RECORDED DATA
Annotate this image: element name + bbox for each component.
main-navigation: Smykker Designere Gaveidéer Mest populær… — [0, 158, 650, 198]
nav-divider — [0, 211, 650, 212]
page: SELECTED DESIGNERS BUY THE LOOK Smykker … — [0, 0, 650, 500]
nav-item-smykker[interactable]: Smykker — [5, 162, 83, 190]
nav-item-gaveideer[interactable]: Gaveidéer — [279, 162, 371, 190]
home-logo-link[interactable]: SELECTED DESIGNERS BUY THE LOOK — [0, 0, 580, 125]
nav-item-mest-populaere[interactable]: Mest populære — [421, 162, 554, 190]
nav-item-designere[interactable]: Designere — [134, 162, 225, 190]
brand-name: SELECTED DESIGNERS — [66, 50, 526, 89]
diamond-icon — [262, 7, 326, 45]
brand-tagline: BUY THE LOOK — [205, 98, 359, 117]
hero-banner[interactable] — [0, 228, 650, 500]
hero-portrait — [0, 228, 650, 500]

INSTRUCTIONS TO FOLLOW
Copy the lines above word for word.

TASK RESPONSE
Annotate this image: element name + bbox for each component.
main-navigation: Smykker Designere Gaveidéer Mest populær… — [0, 158, 650, 198]
nav-divider — [0, 211, 650, 212]
page: SELECTED DESIGNERS BUY THE LOOK Smykker … — [0, 0, 650, 500]
nav-item-smykker[interactable]: Smykker — [5, 162, 83, 190]
nav-item-gaveideer[interactable]: Gaveidéer — [279, 162, 371, 190]
home-logo-link[interactable]: SELECTED DESIGNERS BUY THE LOOK — [0, 0, 580, 125]
nav-item-mest-populaere[interactable]: Mest populære — [421, 162, 554, 190]
nav-item-designere[interactable]: Designere — [134, 162, 225, 190]
brand-name: SELECTED DESIGNERS — [66, 50, 526, 89]
diamond-icon — [262, 7, 326, 45]
brand-tagline: BUY THE LOOK — [205, 98, 359, 117]
hero-banner[interactable] — [0, 228, 650, 500]
hero-portrait — [0, 228, 650, 500]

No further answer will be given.